Set task:
Reproduce all entries word for word.

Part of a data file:
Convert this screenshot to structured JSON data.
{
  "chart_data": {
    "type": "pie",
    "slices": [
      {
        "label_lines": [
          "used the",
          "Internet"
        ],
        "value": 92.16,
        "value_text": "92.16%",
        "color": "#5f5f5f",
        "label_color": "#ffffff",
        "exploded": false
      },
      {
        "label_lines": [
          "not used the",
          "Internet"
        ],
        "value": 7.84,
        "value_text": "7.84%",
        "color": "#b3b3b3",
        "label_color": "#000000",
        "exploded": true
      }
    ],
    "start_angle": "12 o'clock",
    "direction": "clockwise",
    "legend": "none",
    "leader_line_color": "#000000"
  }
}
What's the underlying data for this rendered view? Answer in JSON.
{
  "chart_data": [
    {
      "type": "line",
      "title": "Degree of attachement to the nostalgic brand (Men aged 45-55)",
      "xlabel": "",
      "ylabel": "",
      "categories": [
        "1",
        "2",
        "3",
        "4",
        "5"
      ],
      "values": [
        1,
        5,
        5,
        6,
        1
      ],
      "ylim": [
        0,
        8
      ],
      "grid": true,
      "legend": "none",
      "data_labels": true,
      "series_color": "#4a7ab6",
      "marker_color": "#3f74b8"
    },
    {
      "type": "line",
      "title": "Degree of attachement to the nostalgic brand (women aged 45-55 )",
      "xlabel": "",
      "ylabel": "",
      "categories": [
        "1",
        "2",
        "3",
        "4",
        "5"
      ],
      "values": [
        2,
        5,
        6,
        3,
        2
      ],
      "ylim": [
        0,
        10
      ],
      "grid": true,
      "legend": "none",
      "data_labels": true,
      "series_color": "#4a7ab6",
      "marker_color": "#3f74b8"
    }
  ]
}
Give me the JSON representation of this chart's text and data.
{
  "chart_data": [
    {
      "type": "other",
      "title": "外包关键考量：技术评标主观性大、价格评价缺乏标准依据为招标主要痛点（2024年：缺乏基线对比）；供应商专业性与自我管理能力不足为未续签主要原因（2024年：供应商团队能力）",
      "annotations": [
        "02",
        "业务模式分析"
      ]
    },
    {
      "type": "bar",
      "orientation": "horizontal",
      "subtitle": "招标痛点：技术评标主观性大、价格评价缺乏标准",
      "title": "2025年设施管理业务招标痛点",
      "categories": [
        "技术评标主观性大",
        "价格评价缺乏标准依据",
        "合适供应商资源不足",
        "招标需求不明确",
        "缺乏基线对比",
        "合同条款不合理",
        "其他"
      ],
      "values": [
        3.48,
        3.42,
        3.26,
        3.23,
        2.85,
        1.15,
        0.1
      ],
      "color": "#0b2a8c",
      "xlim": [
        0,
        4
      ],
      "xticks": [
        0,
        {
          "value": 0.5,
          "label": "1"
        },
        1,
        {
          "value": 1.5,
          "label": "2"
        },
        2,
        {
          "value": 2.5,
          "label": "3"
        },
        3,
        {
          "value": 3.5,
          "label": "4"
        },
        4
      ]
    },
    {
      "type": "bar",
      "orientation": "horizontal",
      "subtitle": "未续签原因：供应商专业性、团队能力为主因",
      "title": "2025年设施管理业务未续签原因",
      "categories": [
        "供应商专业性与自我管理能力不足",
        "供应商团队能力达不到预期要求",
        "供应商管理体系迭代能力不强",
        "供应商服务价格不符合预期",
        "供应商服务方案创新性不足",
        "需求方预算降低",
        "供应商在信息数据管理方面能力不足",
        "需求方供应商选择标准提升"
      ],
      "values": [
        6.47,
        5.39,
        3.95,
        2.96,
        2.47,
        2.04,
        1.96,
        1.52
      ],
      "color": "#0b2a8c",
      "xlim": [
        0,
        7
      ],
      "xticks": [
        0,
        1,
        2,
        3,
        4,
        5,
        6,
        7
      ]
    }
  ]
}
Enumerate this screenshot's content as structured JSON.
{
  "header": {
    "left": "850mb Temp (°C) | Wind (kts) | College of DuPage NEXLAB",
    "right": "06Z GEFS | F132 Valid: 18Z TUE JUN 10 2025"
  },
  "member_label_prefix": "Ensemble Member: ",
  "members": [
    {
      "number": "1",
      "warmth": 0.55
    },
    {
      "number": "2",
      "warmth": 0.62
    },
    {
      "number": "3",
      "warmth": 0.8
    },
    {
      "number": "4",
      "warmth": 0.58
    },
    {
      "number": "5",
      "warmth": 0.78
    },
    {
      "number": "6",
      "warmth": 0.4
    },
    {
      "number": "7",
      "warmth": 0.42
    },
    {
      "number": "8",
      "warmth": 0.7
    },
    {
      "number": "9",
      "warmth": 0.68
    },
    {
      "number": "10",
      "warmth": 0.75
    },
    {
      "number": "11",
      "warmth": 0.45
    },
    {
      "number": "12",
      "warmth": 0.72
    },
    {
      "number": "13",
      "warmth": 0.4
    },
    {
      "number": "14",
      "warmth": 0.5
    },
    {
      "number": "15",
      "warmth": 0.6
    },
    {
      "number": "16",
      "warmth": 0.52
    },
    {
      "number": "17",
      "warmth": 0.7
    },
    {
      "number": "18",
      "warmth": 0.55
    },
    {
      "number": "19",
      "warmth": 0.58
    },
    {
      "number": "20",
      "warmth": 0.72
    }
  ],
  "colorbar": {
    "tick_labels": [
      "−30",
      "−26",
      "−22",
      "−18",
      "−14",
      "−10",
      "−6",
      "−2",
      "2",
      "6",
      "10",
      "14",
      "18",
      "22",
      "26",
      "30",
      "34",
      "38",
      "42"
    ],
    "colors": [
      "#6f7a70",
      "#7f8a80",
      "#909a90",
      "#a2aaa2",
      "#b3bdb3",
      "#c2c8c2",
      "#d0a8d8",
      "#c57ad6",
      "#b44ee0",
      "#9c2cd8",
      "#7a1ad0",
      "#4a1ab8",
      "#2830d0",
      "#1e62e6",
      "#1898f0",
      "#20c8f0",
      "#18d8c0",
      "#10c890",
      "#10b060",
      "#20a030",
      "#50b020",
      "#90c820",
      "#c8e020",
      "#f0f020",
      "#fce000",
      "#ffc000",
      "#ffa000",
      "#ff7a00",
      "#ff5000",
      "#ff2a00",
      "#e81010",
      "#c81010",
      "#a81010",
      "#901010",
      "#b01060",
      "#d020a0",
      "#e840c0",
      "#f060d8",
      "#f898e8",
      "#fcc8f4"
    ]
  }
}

Solved problem:
Convert this screenshot to structured JSON data.
{
  "chart_data": {
    "type": "pie",
    "slices": [
      {
        "label_lines": [
          "used the",
          "Internet"
        ],
        "value": 92.16,
        "value_text": "92.16%",
        "color": "#5f5f5f",
        "label_color": "#ffffff",
        "exploded": false
      },
      {
        "label_lines": [
          "not used the",
          "Internet"
        ],
        "value": 7.84,
        "value_text": "7.84%",
        "color": "#b3b3b3",
        "label_color": "#000000",
        "exploded": true
      }
    ],
    "start_angle": "12 o'clock",
    "direction": "clockwise",
    "legend": "none",
    "leader_line_color": "#000000"
  }
}
What's the underlying data for this rendered view? Answer in JSON.
{
  "chart_data": [
    {
      "type": "line",
      "title": "Degree of attachement to the nostalgic brand (Men aged 45-55)",
      "xlabel": "",
      "ylabel": "",
      "categories": [
        "1",
        "2",
        "3",
        "4",
        "5"
      ],
      "values": [
        1,
        5,
        5,
        6,
        1
      ],
      "ylim": [
        0,
        8
      ],
      "grid": true,
      "legend": "none",
      "data_labels": true,
      "series_color": "#4a7ab6",
      "marker_color": "#3f74b8"
    },
    {
      "type": "line",
      "title": "Degree of attachement to the nostalgic brand (women aged 45-55 )",
      "xlabel": "",
      "ylabel": "",
      "categories": [
        "1",
        "2",
        "3",
        "4",
        "5"
      ],
      "values": [
        2,
        5,
        6,
        3,
        2
      ],
      "ylim": [
        0,
        10
      ],
      "grid": true,
      "legend": "none",
      "data_labels": true,
      "series_color": "#4a7ab6",
      "marker_color": "#3f74b8"
    }
  ]
}
Give me the JSON representation of this chart's text and data.
{
  "chart_data": [
    {
      "type": "other",
      "title": "外包关键考量：技术评标主观性大、价格评价缺乏标准依据为招标主要痛点（2024年：缺乏基线对比）；供应商专业性与自我管理能力不足为未续签主要原因（2024年：供应商团队能力）",
      "annotations": [
        "02",
        "业务模式分析"
      ]
    },
    {
      "type": "bar",
      "orientation": "horizontal",
      "subtitle": "招标痛点：技术评标主观性大、价格评价缺乏标准",
      "title": "2025年设施管理业务招标痛点",
      "categories": [
        "技术评标主观性大",
        "价格评价缺乏标准依据",
        "合适供应商资源不足",
        "招标需求不明确",
        "缺乏基线对比",
        "合同条款不合理",
        "其他"
      ],
      "values": [
        3.48,
        3.42,
        3.26,
        3.23,
        2.85,
        1.15,
        0.1
      ],
      "color": "#0b2a8c",
      "xlim": [
        0,
        4
      ],
      "xticks": [
        0,
        {
          "value": 0.5,
          "label": "1"
        },
        1,
        {
          "value": 1.5,
          "label": "2"
        },
        2,
        {
          "value": 2.5,
          "label": "3"
        },
        3,
        {
          "value": 3.5,
          "label": "4"
        },
        4
      ]
    },
    {
      "type": "bar",
      "orientation": "horizontal",
      "subtitle": "未续签原因：供应商专业性、团队能力为主因",
      "title": "2025年设施管理业务未续签原因",
      "categories": [
        "供应商专业性与自我管理能力不足",
        "供应商团队能力达不到预期要求",
        "供应商管理体系迭代能力不强",
        "供应商服务价格不符合预期",
        "供应商服务方案创新性不足",
        "需求方预算降低",
        "供应商在信息数据管理方面能力不足",
        "需求方供应商选择标准提升"
      ],
      "values": [
        6.47,
        5.39,
        3.95,
        2.96,
        2.47,
        2.04,
        1.96,
        1.52
      ],
      "color": "#0b2a8c",
      "xlim": [
        0,
        7
      ],
      "xticks": [
        0,
        1,
        2,
        3,
        4,
        5,
        6,
        7
      ]
    }
  ]
}
Enumerate this screenshot's content as structured JSON.
{
  "header": {
    "left": "850mb Temp (°C) | Wind (kts) | College of DuPage NEXLAB",
    "right": "06Z GEFS | F132 Valid: 18Z TUE JUN 10 2025"
  },
  "member_label_prefix": "Ensemble Member: ",
  "members": [
    {
      "number": "1",
      "warmth": 0.55
    },
    {
      "number": "2",
      "warmth": 0.62
    },
    {
      "number": "3",
      "warmth": 0.8
    },
    {
      "number": "4",
      "warmth": 0.58
    },
    {
      "number": "5",
      "warmth": 0.78
    },
    {
      "number": "6",
      "warmth": 0.4
    },
    {
      "number": "7",
      "warmth": 0.42
    },
    {
      "number": "8",
      "warmth": 0.7
    },
    {
      "number": "9",
      "warmth": 0.68
    },
    {
      "number": "10",
      "warmth": 0.75
    },
    {
      "number": "11",
      "warmth": 0.45
    },
    {
      "number": "12",
      "warmth": 0.72
    },
    {
      "number": "13",
      "warmth": 0.4
    },
    {
      "number": "14",
      "warmth": 0.5
    },
    {
      "number": "15",
      "warmth": 0.6
    },
    {
      "number": "16",
      "warmth": 0.52
    },
    {
      "number": "17",
      "warmth": 0.7
    },
    {
      "number": "18",
      "warmth": 0.55
    },
    {
      "number": "19",
      "warmth": 0.58
    },
    {
      "number": "20",
      "warmth": 0.72
    }
  ],
  "colorbar": {
    "tick_labels": [
      "−30",
      "−26",
      "−22",
      "−18",
      "−14",
      "−10",
      "−6",
      "−2",
      "2",
      "6",
      "10",
      "14",
      "18",
      "22",
      "26",
      "30",
      "34",
      "38",
      "42"
    ],
    "colors": [
      "#6f7a70",
      "#7f8a80",
      "#909a90",
      "#a2aaa2",
      "#b3bdb3",
      "#c2c8c2",
      "#d0a8d8",
      "#c57ad6",
      "#b44ee0",
      "#9c2cd8",
      "#7a1ad0",
      "#4a1ab8",
      "#2830d0",
      "#1e62e6",
      "#1898f0",
      "#20c8f0",
      "#18d8c0",
      "#10c890",
      "#10b060",
      "#20a030",
      "#50b020",
      "#90c820",
      "#c8e020",
      "#f0f020",
      "#fce000",
      "#ffc000",
      "#ffa000",
      "#ff7a00",
      "#ff5000",
      "#ff2a00",
      "#e81010",
      "#c81010",
      "#a81010",
      "#901010",
      "#b01060",
      "#d020a0",
      "#e840c0",
      "#f060d8",
      "#f898e8",
      "#fcc8f4"
    ]
  }
}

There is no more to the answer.